Problem to solve:
In the material below, count the lines with the word "flow" and state that number only.

Data supplied:
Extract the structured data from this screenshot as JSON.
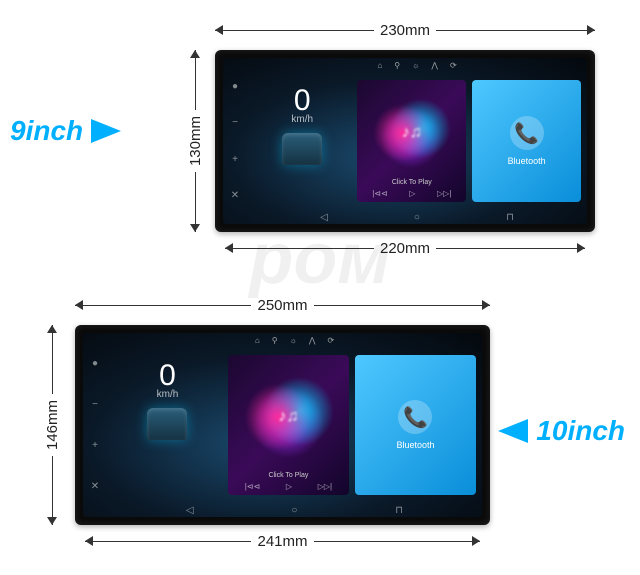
{
  "watermark": "ром",
  "products": {
    "a": {
      "size_label": "9inch",
      "dimensions": {
        "outer_width": "230mm",
        "outer_height": "130mm",
        "screen_width": "220mm"
      }
    },
    "b": {
      "size_label": "10inch",
      "dimensions": {
        "outer_width": "250mm",
        "outer_height": "146mm",
        "screen_width": "241mm"
      }
    }
  },
  "ui": {
    "speed_value": "0",
    "speed_unit": "km/h",
    "music": {
      "label": "Click To Play",
      "ctrl_prev": "|⊲⊲",
      "ctrl_play": "▷",
      "ctrl_next": "▷▷|"
    },
    "bluetooth": {
      "label": "Bluetooth"
    },
    "nav": {
      "back": "◁",
      "home": "○",
      "recent": "⊓"
    }
  }
}
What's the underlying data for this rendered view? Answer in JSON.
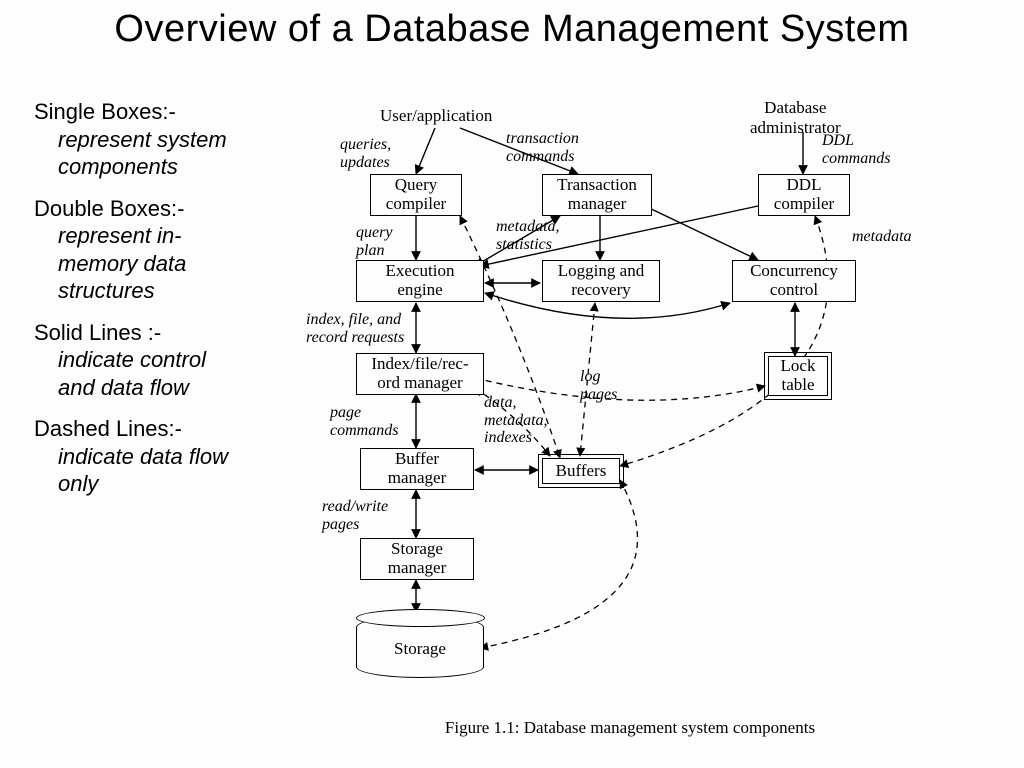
{
  "title": "Overview of a Database Management System",
  "legend": [
    {
      "term": "Single Boxes:-",
      "defn": "represent system components"
    },
    {
      "term": "Double Boxes:-",
      "defn": "represent in-memory data structures"
    },
    {
      "term": "Solid Lines :-",
      "defn": "indicate control and data flow"
    },
    {
      "term": "Dashed Lines:-",
      "defn": "indicate data flow only"
    }
  ],
  "actors": {
    "user": "User/application",
    "dba": "Database\nadministrator"
  },
  "nodes": {
    "query_compiler": "Query\ncompiler",
    "transaction_manager": "Transaction\nmanager",
    "ddl_compiler": "DDL\ncompiler",
    "execution_engine": "Execution\nengine",
    "logging_recovery": "Logging and\nrecovery",
    "concurrency_control": "Concurrency\ncontrol",
    "index_file_mgr": "Index/file/rec-\nord manager",
    "lock_table": "Lock\ntable",
    "buffer_manager": "Buffer\nmanager",
    "buffers": "Buffers",
    "storage_manager": "Storage\nmanager",
    "storage": "Storage"
  },
  "edge_labels": {
    "queries_updates": "queries,\nupdates",
    "transaction_commands": "transaction\ncommands",
    "ddl_commands": "DDL\ncommands",
    "query_plan": "query\nplan",
    "metadata_statistics": "metadata,\nstatistics",
    "metadata": "metadata",
    "index_file_record_requests": "index, file, and\nrecord requests",
    "log_pages": "log\npages",
    "page_commands": "page\ncommands",
    "data_metadata_indexes": "data,\nmetadata,\nindexes",
    "read_write_pages": "read/write\npages"
  },
  "caption": "Figure 1.1: Database management system components"
}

Exercise solution:
2